[START OF ENTRIES SHOWN]

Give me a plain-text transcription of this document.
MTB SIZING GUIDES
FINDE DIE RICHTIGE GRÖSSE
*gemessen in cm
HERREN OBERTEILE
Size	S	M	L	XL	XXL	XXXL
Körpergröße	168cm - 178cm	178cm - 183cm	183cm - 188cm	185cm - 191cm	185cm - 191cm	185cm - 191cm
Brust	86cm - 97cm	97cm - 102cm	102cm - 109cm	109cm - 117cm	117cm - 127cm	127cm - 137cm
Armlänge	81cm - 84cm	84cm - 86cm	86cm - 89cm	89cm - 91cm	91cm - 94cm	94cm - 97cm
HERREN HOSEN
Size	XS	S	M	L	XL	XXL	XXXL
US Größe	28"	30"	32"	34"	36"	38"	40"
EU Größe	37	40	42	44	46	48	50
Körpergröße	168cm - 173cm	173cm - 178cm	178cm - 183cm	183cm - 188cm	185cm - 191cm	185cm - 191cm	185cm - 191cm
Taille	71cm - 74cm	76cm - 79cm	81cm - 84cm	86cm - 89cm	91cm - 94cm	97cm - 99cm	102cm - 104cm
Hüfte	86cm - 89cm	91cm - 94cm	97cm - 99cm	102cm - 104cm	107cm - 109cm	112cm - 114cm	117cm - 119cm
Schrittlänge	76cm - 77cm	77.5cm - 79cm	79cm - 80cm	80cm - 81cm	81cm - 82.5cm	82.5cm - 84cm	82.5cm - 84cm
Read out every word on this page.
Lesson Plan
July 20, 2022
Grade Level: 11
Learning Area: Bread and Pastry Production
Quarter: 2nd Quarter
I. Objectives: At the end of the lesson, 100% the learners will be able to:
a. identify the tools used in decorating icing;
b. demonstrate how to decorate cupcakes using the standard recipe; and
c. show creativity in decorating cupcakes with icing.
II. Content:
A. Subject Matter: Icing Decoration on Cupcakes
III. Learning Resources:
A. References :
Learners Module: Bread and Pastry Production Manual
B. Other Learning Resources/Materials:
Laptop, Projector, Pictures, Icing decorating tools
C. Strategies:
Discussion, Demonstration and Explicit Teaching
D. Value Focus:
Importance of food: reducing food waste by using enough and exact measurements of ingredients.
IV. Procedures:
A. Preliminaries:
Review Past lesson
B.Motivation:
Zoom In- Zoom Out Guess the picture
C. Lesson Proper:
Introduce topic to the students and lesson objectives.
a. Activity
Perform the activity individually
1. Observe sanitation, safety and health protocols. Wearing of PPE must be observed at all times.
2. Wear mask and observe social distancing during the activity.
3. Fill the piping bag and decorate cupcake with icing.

[END OF ENTRIES SHOWN]

REQUIRED WORK:
Please copy out each record, character for character.

TASK ANSWER:
Give me a plain-text transcription of this document.
MTB SIZING GUIDES
FINDE DIE RICHTIGE GRÖSSE
*gemessen in cm
HERREN OBERTEILE
Size	S	M	L	XL	XXL	XXXL
Körpergröße	168cm - 178cm	178cm - 183cm	183cm - 188cm	185cm - 191cm	185cm - 191cm	185cm - 191cm
Brust	86cm - 97cm	97cm - 102cm	102cm - 109cm	109cm - 117cm	117cm - 127cm	127cm - 137cm
Armlänge	81cm - 84cm	84cm - 86cm	86cm - 89cm	89cm - 91cm	91cm - 94cm	94cm - 97cm
HERREN HOSEN
Size	XS	S	M	L	XL	XXL	XXXL
US Größe	28"	30"	32"	34"	36"	38"	40"
EU Größe	37	40	42	44	46	48	50
Körpergröße	168cm - 173cm	173cm - 178cm	178cm - 183cm	183cm - 188cm	185cm - 191cm	185cm - 191cm	185cm - 191cm
Taille	71cm - 74cm	76cm - 79cm	81cm - 84cm	86cm - 89cm	91cm - 94cm	97cm - 99cm	102cm - 104cm
Hüfte	86cm - 89cm	91cm - 94cm	97cm - 99cm	102cm - 104cm	107cm - 109cm	112cm - 114cm	117cm - 119cm
Schrittlänge	76cm - 77cm	77.5cm - 79cm	79cm - 80cm	80cm - 81cm	81cm - 82.5cm	82.5cm - 84cm	82.5cm - 84cm
Read out every word on this page.
Lesson Plan
July 20, 2022
Grade Level: 11
Learning Area: Bread and Pastry Production
Quarter: 2nd Quarter
I. Objectives: At the end of the lesson, 100% the learners will be able to:
a. identify the tools used in decorating icing;
b. demonstrate how to decorate cupcakes using the standard recipe; and
c. show creativity in decorating cupcakes with icing.
II. Content:
A. Subject Matter: Icing Decoration on Cupcakes
III. Learning Resources:
A. References :
Learners Module: Bread and Pastry Production Manual
B. Other Learning Resources/Materials:
Laptop, Projector, Pictures, Icing decorating tools
C. Strategies:
Discussion, Demonstration and Explicit Teaching
D. Value Focus:
Importance of food: reducing food waste by using enough and exact measurements of ingredients.
IV. Procedures:
A. Preliminaries:
Review Past lesson
B.Motivation:
Zoom In- Zoom Out Guess the picture
C. Lesson Proper:
Introduce topic to the students and lesson objectives.
a. Activity
Perform the activity individually
1. Observe sanitation, safety and health protocols. Wearing of PPE must be observed at all times.
2. Wear mask and observe social distancing during the activity.
3. Fill the piping bag and decorate cupcake with icing.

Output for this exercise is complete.